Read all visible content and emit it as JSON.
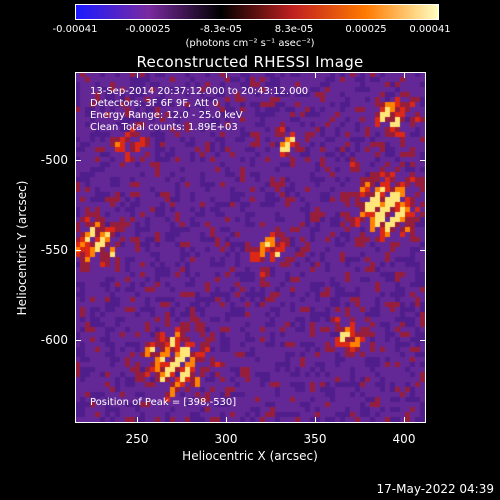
{
  "colorbar": {
    "ticks": [
      "-0.00041",
      "-0.00025",
      "-8.3e-05",
      "8.3e-05",
      "0.00025",
      "0.00041"
    ],
    "units": "(photons cm⁻² s⁻¹ asec⁻²)",
    "colors": [
      "#1a1aff",
      "#7a2aa0",
      "#000000",
      "#c02020",
      "#ff7a00",
      "#ffffc0"
    ]
  },
  "title": "Reconstructed RHESSI Image",
  "overlay": {
    "time_range": "13-Sep-2014 20:37:12.000 to 20:43:12.000",
    "detectors": "Detectors: 3F 6F 9F, Att 0",
    "energy": "Energy Range: 12.0 - 25.0 keV",
    "clean": "Clean     Total counts: 1.89E+03",
    "peak": "Position of Peak = [398,-530]"
  },
  "axes": {
    "xlabel": "Heliocentric X (arcsec)",
    "ylabel": "Heliocentric Y (arcsec)",
    "xticks": [
      "250",
      "300",
      "350",
      "400"
    ],
    "yticks": [
      "-500",
      "-550",
      "-600"
    ]
  },
  "timestamp": "17-May-2022 04:39"
}
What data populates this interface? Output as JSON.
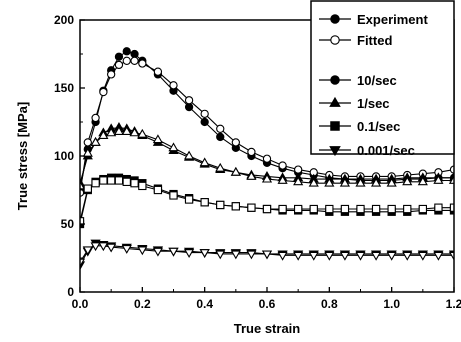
{
  "chart_data": {
    "type": "line",
    "xlabel": "True strain",
    "ylabel": "True stress [MPa]",
    "xlim": [
      0.0,
      1.2
    ],
    "ylim": [
      0,
      200
    ],
    "xticks": [
      "0.0",
      "0.2",
      "0.4",
      "0.6",
      "0.8",
      "1.0",
      "1.2"
    ],
    "yticks": [
      "0",
      "50",
      "100",
      "150",
      "200"
    ],
    "grid": false,
    "legend_position": "top-right",
    "legend": [
      {
        "label": "Experiment",
        "marker": "circle",
        "filled": true
      },
      {
        "label": "Fitted",
        "marker": "circle",
        "filled": false
      },
      {
        "label": "10/sec",
        "marker": "circle",
        "filled": true
      },
      {
        "label": "1/sec",
        "marker": "triangle-up",
        "filled": true
      },
      {
        "label": "0.1/sec",
        "marker": "square",
        "filled": true
      },
      {
        "label": "0.001/sec",
        "marker": "triangle-down",
        "filled": true
      }
    ],
    "series": [
      {
        "rate": "10/sec",
        "kind": "experiment",
        "marker": "circle",
        "filled": true,
        "x": [
          0,
          0.025,
          0.05,
          0.075,
          0.1,
          0.125,
          0.15,
          0.175,
          0.2,
          0.25,
          0.3,
          0.35,
          0.4,
          0.45,
          0.5,
          0.55,
          0.6,
          0.65,
          0.7,
          0.75,
          0.8,
          0.85,
          0.9,
          0.95,
          1.0,
          1.05,
          1.1,
          1.15,
          1.2
        ],
        "y": [
          75,
          105,
          125,
          148,
          163,
          173,
          177,
          175,
          170,
          160,
          148,
          136,
          125,
          114,
          106,
          100,
          95,
          91,
          88,
          86,
          84,
          83,
          82,
          82,
          82,
          83,
          83,
          84,
          84
        ]
      },
      {
        "rate": "10/sec",
        "kind": "fitted",
        "marker": "circle",
        "filled": false,
        "x": [
          0,
          0.025,
          0.05,
          0.075,
          0.1,
          0.125,
          0.15,
          0.175,
          0.2,
          0.25,
          0.3,
          0.35,
          0.4,
          0.45,
          0.5,
          0.55,
          0.6,
          0.65,
          0.7,
          0.75,
          0.8,
          0.85,
          0.9,
          0.95,
          1.0,
          1.05,
          1.1,
          1.15,
          1.2
        ],
        "y": [
          73,
          110,
          128,
          147,
          160,
          167,
          170,
          170,
          168,
          162,
          152,
          141,
          131,
          120,
          110,
          103,
          98,
          93,
          90,
          88,
          86,
          85,
          85,
          85,
          85,
          86,
          87,
          88,
          90
        ]
      },
      {
        "rate": "1/sec",
        "kind": "experiment",
        "marker": "triangle-up",
        "filled": true,
        "x": [
          0,
          0.025,
          0.05,
          0.075,
          0.1,
          0.125,
          0.15,
          0.175,
          0.2,
          0.25,
          0.3,
          0.35,
          0.4,
          0.45,
          0.5,
          0.55,
          0.6,
          0.65,
          0.7,
          0.75,
          0.8,
          0.85,
          0.9,
          0.95,
          1.0,
          1.05,
          1.1,
          1.15,
          1.2
        ],
        "y": [
          80,
          100,
          110,
          117,
          120,
          121,
          120,
          118,
          115,
          110,
          104,
          99,
          94,
          90,
          88,
          86,
          85,
          84,
          84,
          83,
          83,
          83,
          83,
          83,
          83,
          84,
          84,
          84,
          84
        ]
      },
      {
        "rate": "1/sec",
        "kind": "fitted",
        "marker": "triangle-up",
        "filled": false,
        "x": [
          0,
          0.025,
          0.05,
          0.075,
          0.1,
          0.125,
          0.15,
          0.175,
          0.2,
          0.25,
          0.3,
          0.35,
          0.4,
          0.45,
          0.5,
          0.55,
          0.6,
          0.65,
          0.7,
          0.75,
          0.8,
          0.85,
          0.9,
          0.95,
          1.0,
          1.05,
          1.1,
          1.15,
          1.2
        ],
        "y": [
          78,
          102,
          110,
          115,
          117,
          118,
          118,
          117,
          116,
          112,
          106,
          100,
          95,
          91,
          88,
          85,
          83,
          82,
          81,
          80,
          80,
          80,
          80,
          80,
          80,
          81,
          81,
          82,
          82
        ]
      },
      {
        "rate": "0.1/sec",
        "kind": "experiment",
        "marker": "square",
        "filled": true,
        "x": [
          0,
          0.025,
          0.05,
          0.075,
          0.1,
          0.125,
          0.15,
          0.175,
          0.2,
          0.25,
          0.3,
          0.35,
          0.4,
          0.45,
          0.5,
          0.55,
          0.6,
          0.65,
          0.7,
          0.75,
          0.8,
          0.85,
          0.9,
          0.95,
          1.0,
          1.05,
          1.1,
          1.15,
          1.2
        ],
        "y": [
          50,
          75,
          81,
          83,
          84,
          84,
          83,
          82,
          80,
          76,
          72,
          69,
          66,
          64,
          63,
          62,
          61,
          60,
          60,
          60,
          59,
          59,
          59,
          59,
          59,
          59,
          60,
          60,
          60
        ]
      },
      {
        "rate": "0.1/sec",
        "kind": "fitted",
        "marker": "square",
        "filled": false,
        "x": [
          0,
          0.025,
          0.05,
          0.075,
          0.1,
          0.125,
          0.15,
          0.175,
          0.2,
          0.25,
          0.3,
          0.35,
          0.4,
          0.45,
          0.5,
          0.55,
          0.6,
          0.65,
          0.7,
          0.75,
          0.8,
          0.85,
          0.9,
          0.95,
          1.0,
          1.05,
          1.1,
          1.15,
          1.2
        ],
        "y": [
          52,
          76,
          80,
          82,
          82,
          82,
          81,
          80,
          78,
          75,
          71,
          68,
          66,
          64,
          63,
          62,
          61,
          61,
          61,
          61,
          61,
          61,
          61,
          61,
          61,
          61,
          61,
          62,
          62
        ]
      },
      {
        "rate": "0.001/sec",
        "kind": "experiment",
        "marker": "triangle-down",
        "filled": true,
        "x": [
          0,
          0.025,
          0.05,
          0.075,
          0.1,
          0.15,
          0.2,
          0.25,
          0.3,
          0.35,
          0.4,
          0.45,
          0.5,
          0.55,
          0.6,
          0.65,
          0.7,
          0.75,
          0.8,
          0.85,
          0.9,
          0.95,
          1.0,
          1.05,
          1.1,
          1.15,
          1.2
        ],
        "y": [
          20,
          30,
          36,
          35,
          34,
          33,
          32,
          31,
          30,
          30,
          29,
          29,
          29,
          29,
          28,
          28,
          28,
          28,
          28,
          28,
          28,
          28,
          28,
          28,
          28,
          28,
          28
        ]
      },
      {
        "rate": "0.001/sec",
        "kind": "fitted",
        "marker": "triangle-down",
        "filled": false,
        "x": [
          0,
          0.025,
          0.05,
          0.075,
          0.1,
          0.15,
          0.2,
          0.25,
          0.3,
          0.35,
          0.4,
          0.45,
          0.5,
          0.55,
          0.6,
          0.65,
          0.7,
          0.75,
          0.8,
          0.85,
          0.9,
          0.95,
          1.0,
          1.05,
          1.1,
          1.15,
          1.2
        ],
        "y": [
          22,
          31,
          34,
          34,
          33,
          32,
          31,
          30,
          30,
          29,
          29,
          28,
          28,
          28,
          28,
          27,
          27,
          27,
          27,
          27,
          27,
          27,
          27,
          27,
          27,
          27,
          27
        ]
      }
    ]
  }
}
※
To do:
Pick out every line above that holds the word "JSON" and copy it.

Result for this exercise:
Read all visible content and emit it as JSON.
What data populates this interface? Output as JSON.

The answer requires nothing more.